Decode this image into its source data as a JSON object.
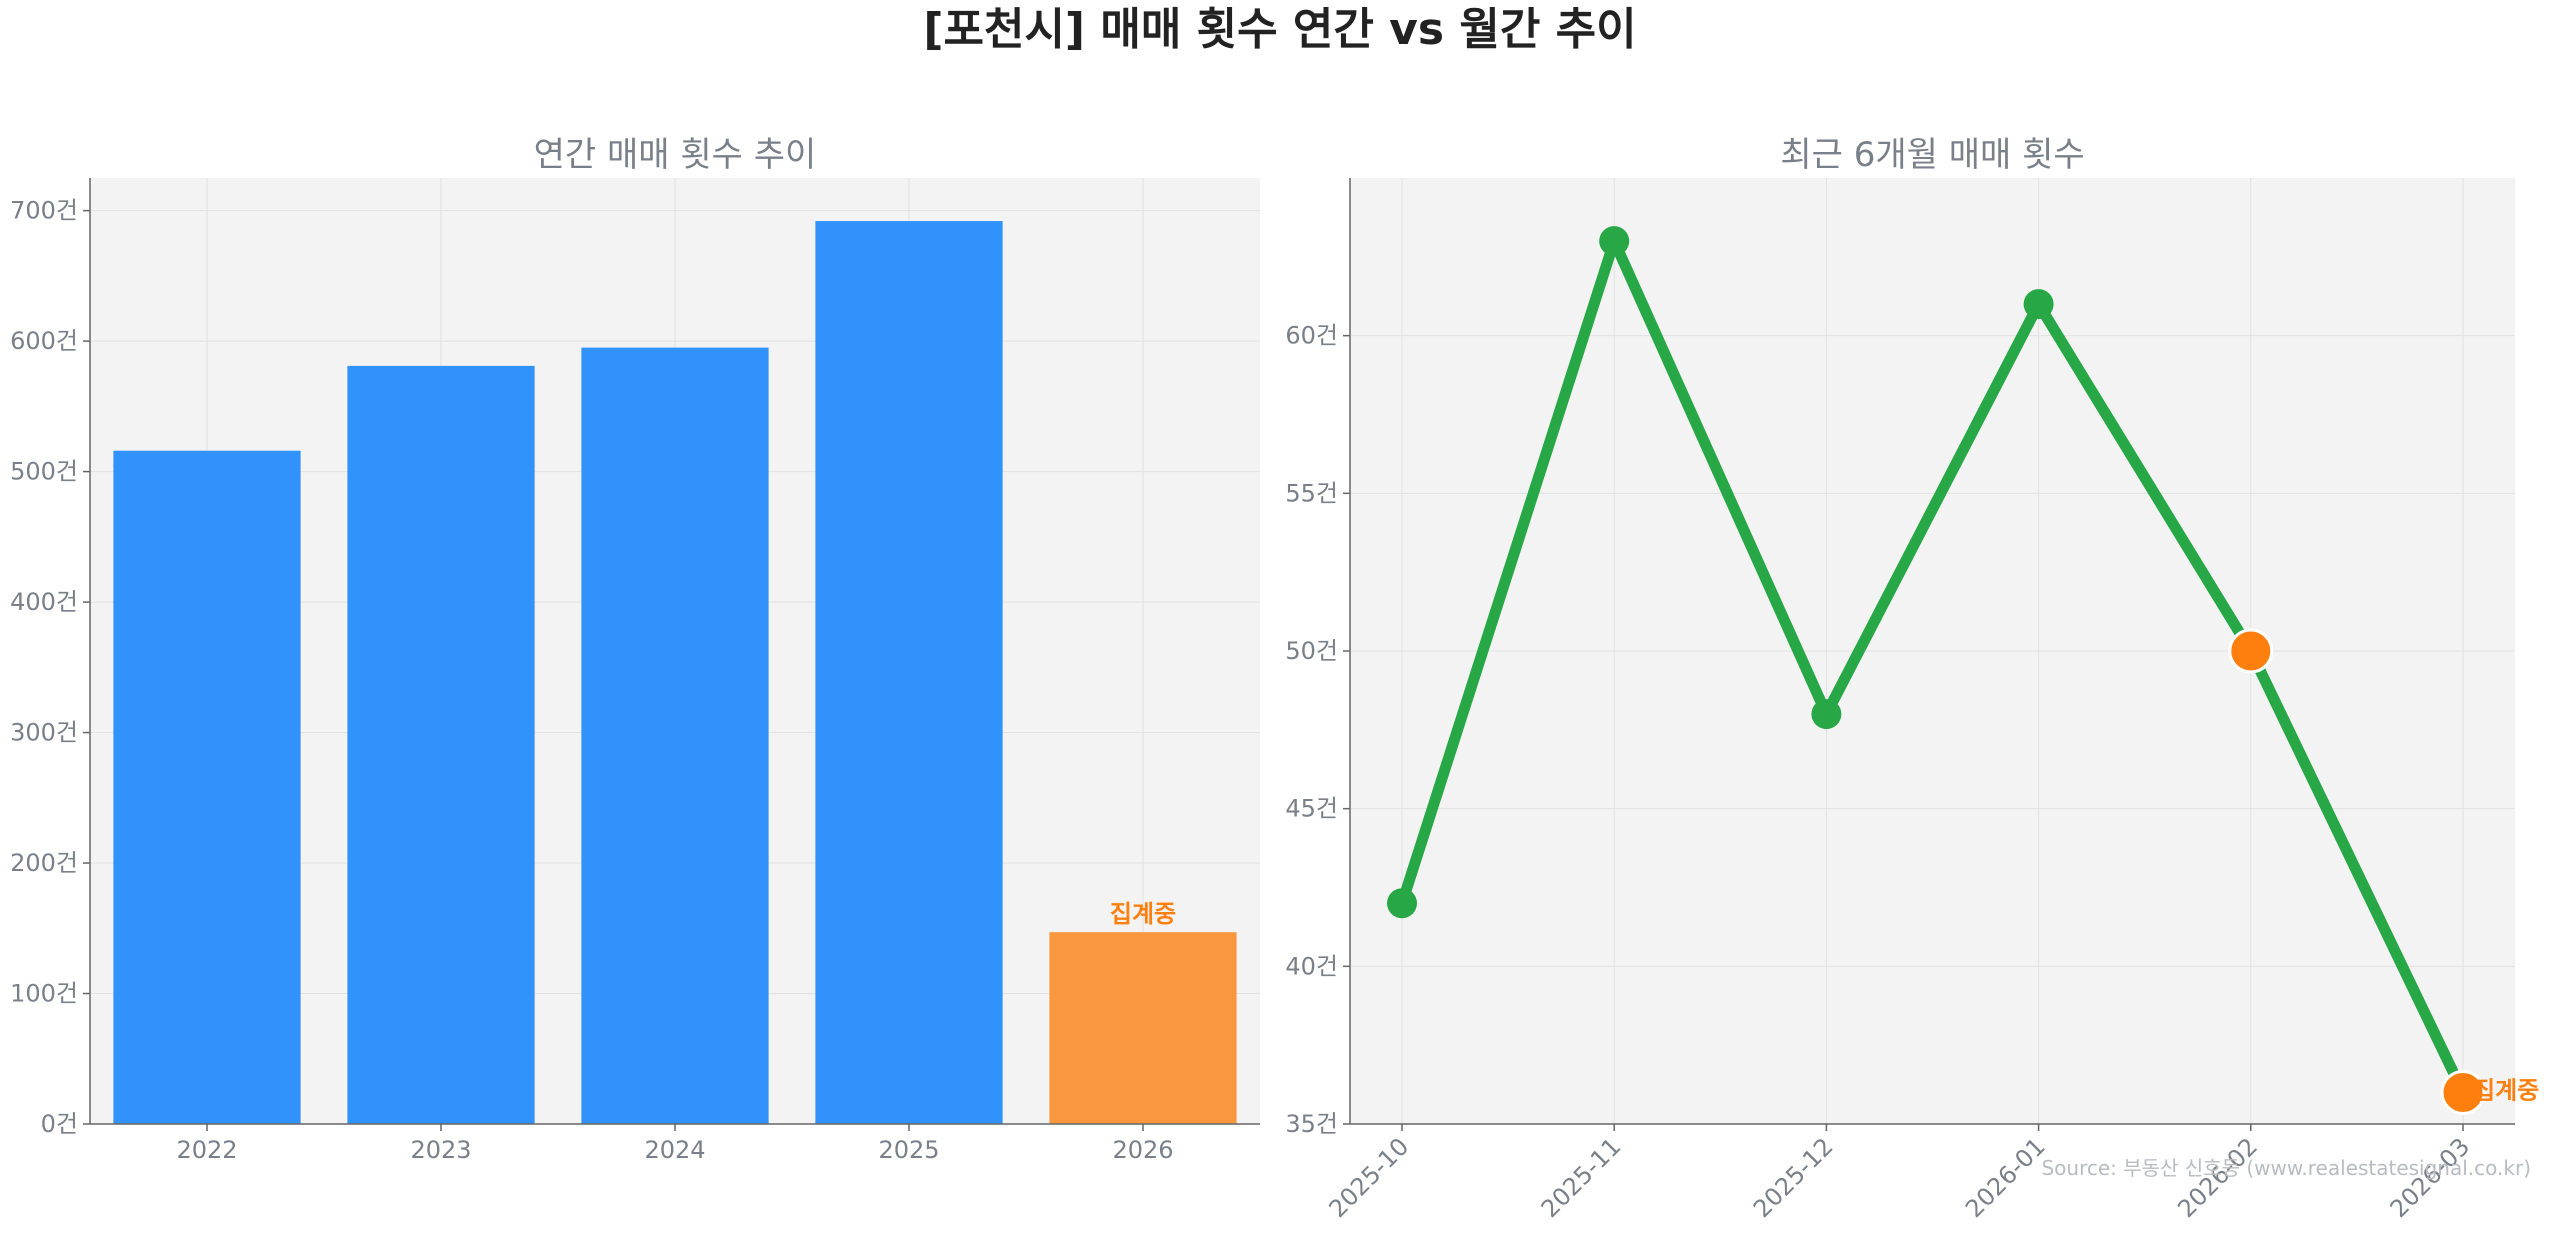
{
  "title": "[포천시] 매매 횟수 연간 vs 월간 추이",
  "source": "Source: 부동산 신호등 (www.realestatesignal.co.kr)",
  "colors": {
    "annual": "#3292fb",
    "annual_partial": "#f9973f",
    "monthly_line": "#27a745",
    "highlight": "#ff7f0e",
    "plot_bg": "#f3f3f3"
  },
  "chart_data": [
    {
      "type": "bar",
      "title": "연간 매매 횟수 추이",
      "categories": [
        "2022",
        "2023",
        "2024",
        "2025",
        "2026"
      ],
      "values": [
        516,
        581,
        595,
        692,
        147
      ],
      "partial_flags": [
        false,
        false,
        false,
        false,
        true
      ],
      "annotation": "집계중",
      "ylim": [
        0,
        725
      ],
      "yticks": [
        0,
        100,
        200,
        300,
        400,
        500,
        600,
        700
      ],
      "ytick_labels": [
        "0건",
        "100건",
        "200건",
        "300건",
        "400건",
        "500건",
        "600건",
        "700건"
      ],
      "grid": true
    },
    {
      "type": "line",
      "title": "최근 6개월 매매 횟수",
      "x": [
        "2025-10",
        "2025-11",
        "2025-12",
        "2026-01",
        "2026-02",
        "2026-03"
      ],
      "values": [
        42,
        63,
        48,
        61,
        50,
        36
      ],
      "highlight_points": [
        4,
        5
      ],
      "annotation": "집계중",
      "ylim": [
        35,
        65
      ],
      "yticks": [
        35,
        40,
        45,
        50,
        55,
        60
      ],
      "ytick_labels": [
        "35건",
        "40건",
        "45건",
        "50건",
        "55건",
        "60건"
      ],
      "grid": true
    }
  ]
}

Your objective: Output the records above exactly as they are, leaving out the pictures.

Output for this task:
Decode this image into its source data as a JSON object.
{
  "title": "[포천시] 매매 횟수 연간 vs 월간 추이",
  "source": "Source: 부동산 신호등 (www.realestatesignal.co.kr)",
  "colors": {
    "annual": "#3292fb",
    "annual_partial": "#f9973f",
    "monthly_line": "#27a745",
    "highlight": "#ff7f0e",
    "plot_bg": "#f3f3f3"
  },
  "chart_data": [
    {
      "type": "bar",
      "title": "연간 매매 횟수 추이",
      "categories": [
        "2022",
        "2023",
        "2024",
        "2025",
        "2026"
      ],
      "values": [
        516,
        581,
        595,
        692,
        147
      ],
      "partial_flags": [
        false,
        false,
        false,
        false,
        true
      ],
      "annotation": "집계중",
      "ylim": [
        0,
        725
      ],
      "yticks": [
        0,
        100,
        200,
        300,
        400,
        500,
        600,
        700
      ],
      "ytick_labels": [
        "0건",
        "100건",
        "200건",
        "300건",
        "400건",
        "500건",
        "600건",
        "700건"
      ],
      "grid": true
    },
    {
      "type": "line",
      "title": "최근 6개월 매매 횟수",
      "x": [
        "2025-10",
        "2025-11",
        "2025-12",
        "2026-01",
        "2026-02",
        "2026-03"
      ],
      "values": [
        42,
        63,
        48,
        61,
        50,
        36
      ],
      "highlight_points": [
        4,
        5
      ],
      "annotation": "집계중",
      "ylim": [
        35,
        65
      ],
      "yticks": [
        35,
        40,
        45,
        50,
        55,
        60
      ],
      "ytick_labels": [
        "35건",
        "40건",
        "45건",
        "50건",
        "55건",
        "60건"
      ],
      "grid": true
    }
  ]
}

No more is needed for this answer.